__記述課題__. 以下の行をすべて、1行を1つの文字列とするJSONリストに変換せよ。空行は含めないこと。
___ 作業用データ ___
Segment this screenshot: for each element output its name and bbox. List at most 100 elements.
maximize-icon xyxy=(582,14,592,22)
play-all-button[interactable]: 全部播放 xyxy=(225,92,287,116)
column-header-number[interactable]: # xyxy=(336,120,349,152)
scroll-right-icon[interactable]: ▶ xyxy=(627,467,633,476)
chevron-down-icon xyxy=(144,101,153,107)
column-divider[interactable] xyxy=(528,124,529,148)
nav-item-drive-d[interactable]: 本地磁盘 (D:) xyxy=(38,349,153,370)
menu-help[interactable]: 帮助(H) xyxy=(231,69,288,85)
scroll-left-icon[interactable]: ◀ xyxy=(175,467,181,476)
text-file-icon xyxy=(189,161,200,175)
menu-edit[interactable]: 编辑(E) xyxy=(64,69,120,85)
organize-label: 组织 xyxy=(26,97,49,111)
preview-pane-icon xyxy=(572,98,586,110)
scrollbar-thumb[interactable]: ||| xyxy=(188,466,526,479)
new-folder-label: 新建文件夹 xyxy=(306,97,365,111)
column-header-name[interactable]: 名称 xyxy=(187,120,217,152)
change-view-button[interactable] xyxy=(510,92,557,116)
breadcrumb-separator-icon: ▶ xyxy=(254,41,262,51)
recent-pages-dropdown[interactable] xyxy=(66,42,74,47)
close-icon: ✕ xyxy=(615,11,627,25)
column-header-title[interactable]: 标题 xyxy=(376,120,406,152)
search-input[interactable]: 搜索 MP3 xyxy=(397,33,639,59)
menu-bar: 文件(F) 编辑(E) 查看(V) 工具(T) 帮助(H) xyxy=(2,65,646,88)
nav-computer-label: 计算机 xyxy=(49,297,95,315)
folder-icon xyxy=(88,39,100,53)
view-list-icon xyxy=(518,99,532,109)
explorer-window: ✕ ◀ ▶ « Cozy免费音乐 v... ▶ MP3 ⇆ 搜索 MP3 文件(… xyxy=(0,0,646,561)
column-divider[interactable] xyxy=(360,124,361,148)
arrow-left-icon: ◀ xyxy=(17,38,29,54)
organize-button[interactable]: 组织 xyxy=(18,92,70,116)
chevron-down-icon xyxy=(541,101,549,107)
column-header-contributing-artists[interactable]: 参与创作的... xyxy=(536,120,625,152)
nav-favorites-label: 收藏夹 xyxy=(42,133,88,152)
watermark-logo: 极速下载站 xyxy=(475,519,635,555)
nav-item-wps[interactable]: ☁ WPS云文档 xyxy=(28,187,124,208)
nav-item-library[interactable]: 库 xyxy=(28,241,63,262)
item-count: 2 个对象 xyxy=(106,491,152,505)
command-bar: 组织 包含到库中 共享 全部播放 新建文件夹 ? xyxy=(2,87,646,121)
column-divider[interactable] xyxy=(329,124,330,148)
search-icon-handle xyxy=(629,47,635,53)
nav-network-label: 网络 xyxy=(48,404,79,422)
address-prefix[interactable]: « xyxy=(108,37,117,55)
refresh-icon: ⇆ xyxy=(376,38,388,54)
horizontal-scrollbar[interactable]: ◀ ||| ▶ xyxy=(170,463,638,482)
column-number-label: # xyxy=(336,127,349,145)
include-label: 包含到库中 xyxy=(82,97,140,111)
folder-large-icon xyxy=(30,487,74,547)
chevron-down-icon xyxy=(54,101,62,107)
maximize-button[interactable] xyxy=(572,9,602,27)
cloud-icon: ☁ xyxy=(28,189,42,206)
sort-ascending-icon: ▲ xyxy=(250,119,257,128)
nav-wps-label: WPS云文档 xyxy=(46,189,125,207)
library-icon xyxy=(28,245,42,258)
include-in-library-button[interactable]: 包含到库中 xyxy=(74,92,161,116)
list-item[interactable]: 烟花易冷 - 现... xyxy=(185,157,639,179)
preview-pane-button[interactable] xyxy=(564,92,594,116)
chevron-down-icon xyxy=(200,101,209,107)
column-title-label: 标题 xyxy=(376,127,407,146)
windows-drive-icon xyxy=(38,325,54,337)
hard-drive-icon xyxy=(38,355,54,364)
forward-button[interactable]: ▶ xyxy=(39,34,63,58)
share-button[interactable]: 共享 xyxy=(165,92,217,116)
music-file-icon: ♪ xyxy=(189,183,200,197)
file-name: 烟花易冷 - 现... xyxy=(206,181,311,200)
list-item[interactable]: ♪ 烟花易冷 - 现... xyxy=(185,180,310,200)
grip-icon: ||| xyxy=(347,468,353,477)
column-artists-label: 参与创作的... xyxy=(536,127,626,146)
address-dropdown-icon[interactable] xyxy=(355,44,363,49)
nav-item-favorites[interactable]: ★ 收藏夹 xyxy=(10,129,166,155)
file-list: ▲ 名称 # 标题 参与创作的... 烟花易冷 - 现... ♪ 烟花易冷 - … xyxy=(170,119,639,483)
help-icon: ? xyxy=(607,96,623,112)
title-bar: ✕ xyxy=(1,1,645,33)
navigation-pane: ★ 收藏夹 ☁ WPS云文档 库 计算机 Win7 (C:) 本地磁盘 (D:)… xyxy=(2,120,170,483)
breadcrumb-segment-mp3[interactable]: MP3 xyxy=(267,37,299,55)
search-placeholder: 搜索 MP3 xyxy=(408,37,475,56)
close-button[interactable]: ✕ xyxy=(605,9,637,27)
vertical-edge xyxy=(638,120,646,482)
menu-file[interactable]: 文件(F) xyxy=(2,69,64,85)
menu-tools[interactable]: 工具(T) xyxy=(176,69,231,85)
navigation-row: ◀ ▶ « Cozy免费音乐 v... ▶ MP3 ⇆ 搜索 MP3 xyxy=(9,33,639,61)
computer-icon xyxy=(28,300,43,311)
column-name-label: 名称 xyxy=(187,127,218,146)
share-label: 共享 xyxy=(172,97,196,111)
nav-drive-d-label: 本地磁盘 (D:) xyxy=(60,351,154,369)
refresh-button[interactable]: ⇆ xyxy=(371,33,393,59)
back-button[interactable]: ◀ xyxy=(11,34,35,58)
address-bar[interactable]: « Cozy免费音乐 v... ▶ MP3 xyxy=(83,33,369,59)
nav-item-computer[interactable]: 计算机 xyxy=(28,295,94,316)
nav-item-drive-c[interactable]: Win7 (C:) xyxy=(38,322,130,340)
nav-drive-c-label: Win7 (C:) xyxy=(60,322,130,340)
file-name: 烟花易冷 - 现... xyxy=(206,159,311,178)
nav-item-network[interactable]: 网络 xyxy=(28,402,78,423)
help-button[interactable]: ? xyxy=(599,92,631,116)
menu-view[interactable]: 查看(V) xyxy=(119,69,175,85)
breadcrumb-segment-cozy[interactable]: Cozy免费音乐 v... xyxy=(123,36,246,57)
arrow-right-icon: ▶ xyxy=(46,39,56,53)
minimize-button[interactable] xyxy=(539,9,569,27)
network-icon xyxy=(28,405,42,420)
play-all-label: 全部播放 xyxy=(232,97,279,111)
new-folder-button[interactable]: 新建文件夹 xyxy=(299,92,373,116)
___
__課題の解答__.
[
  "Segment this screenshot: for each element output its name and bbox. List at most 100 elements.",
  "maximize-icon xyxy=(582,14,592,22)",
  "play-all-button[interactable]: 全部播放 xyxy=(225,92,287,116)",
  "column-header-number[interactable]: # xyxy=(336,120,349,152)",
  "scroll-right-icon[interactable]: ▶ xyxy=(627,467,633,476)",
  "chevron-down-icon xyxy=(144,101,153,107)",
  "column-divider[interactable] xyxy=(528,124,529,148)",
  "nav-item-drive-d[interactable]: 本地磁盘 (D:) xyxy=(38,349,153,370)",
  "menu-help[interactable]: 帮助(H) xyxy=(231,69,288,85)",
  "scroll-left-icon[interactable]: ◀ xyxy=(175,467,181,476)",
  "text-file-icon xyxy=(189,161,200,175)",
  "menu-edit[interactable]: 编辑(E) xyxy=(64,69,120,85)",
  "organize-label: 组织 xyxy=(26,97,49,111)",
  "preview-pane-icon xyxy=(572,98,586,110)",
  "scrollbar-thumb[interactable]: ||| xyxy=(188,466,526,479)",
  "new-folder-label: 新建文件夹 xyxy=(306,97,365,111)",
  "column-header-name[interactable]: 名称 xyxy=(187,120,217,152)",
  "change-view-button[interactable] xyxy=(510,92,557,116)",
  "breadcrumb-separator-icon: ▶ xyxy=(254,41,262,51)",
  "recent-pages-dropdown[interactable] xyxy=(66,42,74,47)",
  "close-icon: ✕ xyxy=(615,11,627,25)",
  "column-header-title[interactable]: 标题 xyxy=(376,120,406,152)",
  "search-input[interactable]: 搜索 MP3 xyxy=(397,33,639,59)",
  "menu-bar: 文件(F) 编辑(E) 查看(V) 工具(T) 帮助(H) xyxy=(2,65,646,88)",
  "nav-computer-label: 计算机 xyxy=(49,297,95,315)",
  "folder-icon xyxy=(88,39,100,53)",
  "view-list-icon xyxy=(518,99,532,109)",
  "explorer-window: ✕ ◀ ▶ « Cozy免费音乐 v... ▶ MP3 ⇆ 搜索 MP3 文件(… xyxy=(0,0,646,561)",
  "column-divider[interactable] xyxy=(360,124,361,148)",
  "arrow-left-icon: ◀ xyxy=(17,38,29,54)",
  "organize-button[interactable]: 组织 xyxy=(18,92,70,116)",
  "chevron-down-icon xyxy=(541,101,549,107)",
  "column-header-contributing-artists[interactable]: 参与创作的... xyxy=(536,120,625,152)",
  "nav-favorites-label: 收藏夹 xyxy=(42,133,88,152)",
  "watermark-logo: 极速下载站 xyxy=(475,519,635,555)",
  "nav-item-wps[interactable]: ☁ WPS云文档 xyxy=(28,187,124,208)",
  "nav-item-library[interactable]: 库 xyxy=(28,241,63,262)",
  "item-count: 2 个对象 xyxy=(106,491,152,505)",
  "command-bar: 组织 包含到库中 共享 全部播放 新建文件夹 ? xyxy=(2,87,646,121)",
  "column-divider[interactable] xyxy=(329,124,330,148)",
  "search-icon-handle xyxy=(629,47,635,53)",
  "nav-network-label: 网络 xyxy=(48,404,79,422)",
  "address-prefix[interactable]: « xyxy=(108,37,117,55)",
  "refresh-icon: ⇆ xyxy=(376,38,388,54)",
  "horizontal-scrollbar[interactable]: ◀ ||| ▶ xyxy=(170,463,638,482)",
  "column-number-label: # xyxy=(336,127,349,145)",
  "include-label: 包含到库中 xyxy=(82,97,140,111)",
  "folder-large-icon xyxy=(30,487,74,547)",
  "chevron-down-icon xyxy=(54,101,62,107)",
  "maximize-button[interactable] xyxy=(572,9,602,27)",
  "cloud-icon: ☁ xyxy=(28,189,42,206)",
  "sort-ascending-icon: ▲ xyxy=(250,119,257,128)",
  "nav-wps-label: WPS云文档 xyxy=(46,189,125,207)",
  "library-icon xyxy=(28,245,42,258)",
  "include-in-library-button[interactable]: 包含到库中 xyxy=(74,92,161,116)",
  "list-item[interactable]: 烟花易冷 - 现... xyxy=(185,157,639,179)",
  "preview-pane-button[interactable] xyxy=(564,92,594,116)",
  "chevron-down-icon xyxy=(200,101,209,107)",
  "column-title-label: 标题 xyxy=(376,127,407,146)",
  "windows-drive-icon xyxy=(38,325,54,337)",
  "hard-drive-icon xyxy=(38,355,54,364)",
  "forward-button[interactable]: ▶ xyxy=(39,34,63,58)",
  "share-button[interactable]: 共享 xyxy=(165,92,217,116)",
  "music-file-icon: ♪ xyxy=(189,183,200,197)",
  "file-name: 烟花易冷 - 现... xyxy=(206,181,311,200)",
  "list-item[interactable]: ♪ 烟花易冷 - 现... xyxy=(185,180,310,200)",
  "grip-icon: ||| xyxy=(347,468,353,477)",
  "column-artists-label: 参与创作的... xyxy=(536,127,626,146)",
  "address-dropdown-icon[interactable] xyxy=(355,44,363,49)",
  "nav-item-favorites[interactable]: ★ 收藏夹 xyxy=(10,129,166,155)",
  "file-list: ▲ 名称 # 标题 参与创作的... 烟花易冷 - 现... ♪ 烟花易冷 - … xyxy=(170,119,639,483)",
  "help-icon: ? xyxy=(607,96,623,112)",
  "title-bar: ✕ xyxy=(1,1,645,33)",
  "navigation-pane: ★ 收藏夹 ☁ WPS云文档 库 计算机 Win7 (C:) 本地磁盘 (D:)… xyxy=(2,120,170,483)",
  "breadcrumb-segment-mp3[interactable]: MP3 xyxy=(267,37,299,55)",
  "search-placeholder: 搜索 MP3 xyxy=(408,37,475,56)",
  "close-button[interactable]: ✕ xyxy=(605,9,637,27)",
  "vertical-edge xyxy=(638,120,646,482)",
  "menu-file[interactable]: 文件(F) xyxy=(2,69,64,85)",
  "menu-tools[interactable]: 工具(T) xyxy=(176,69,231,85)",
  "navigation-row: ◀ ▶ « Cozy免费音乐 v... ▶ MP3 ⇆ 搜索 MP3 xyxy=(9,33,639,61)",
  "computer-icon xyxy=(28,300,43,311)",
  "column-name-label: 名称 xyxy=(187,127,218,146)",
  "share-label: 共享 xyxy=(172,97,196,111)",
  "nav-drive-d-label: 本地磁盘 (D:) xyxy=(60,351,154,369)",
  "refresh-button[interactable]: ⇆ xyxy=(371,33,393,59)",
  "back-button[interactable]: ◀ xyxy=(11,34,35,58)",
  "address-bar[interactable]: « Cozy免费音乐 v... ▶ MP3 xyxy=(83,33,369,59)",
  "nav-item-computer[interactable]: 计算机 xyxy=(28,295,94,316)",
  "nav-item-drive-c[interactable]: Win7 (C:) xyxy=(38,322,130,340)",
  "nav-drive-c-label: Win7 (C:) xyxy=(60,322,130,340)",
  "file-name: 烟花易冷 - 现... xyxy=(206,159,311,178)",
  "nav-item-network[interactable]: 网络 xyxy=(28,402,78,423)",
  "help-button[interactable]: ? xyxy=(599,92,631,116)",
  "menu-view[interactable]: 查看(V) xyxy=(119,69,175,85)",
  "breadcrumb-segment-cozy[interactable]: Cozy免费音乐 v... xyxy=(123,36,246,57)",
  "arrow-right-icon: ▶ xyxy=(46,39,56,53)",
  "minimize-button[interactable] xyxy=(539,9,569,27)",
  "network-icon xyxy=(28,405,42,420)",
  "play-all-label: 全部播放 xyxy=(232,97,279,111)",
  "new-folder-button[interactable]: 新建文件夹 xyxy=(299,92,373,116)"
]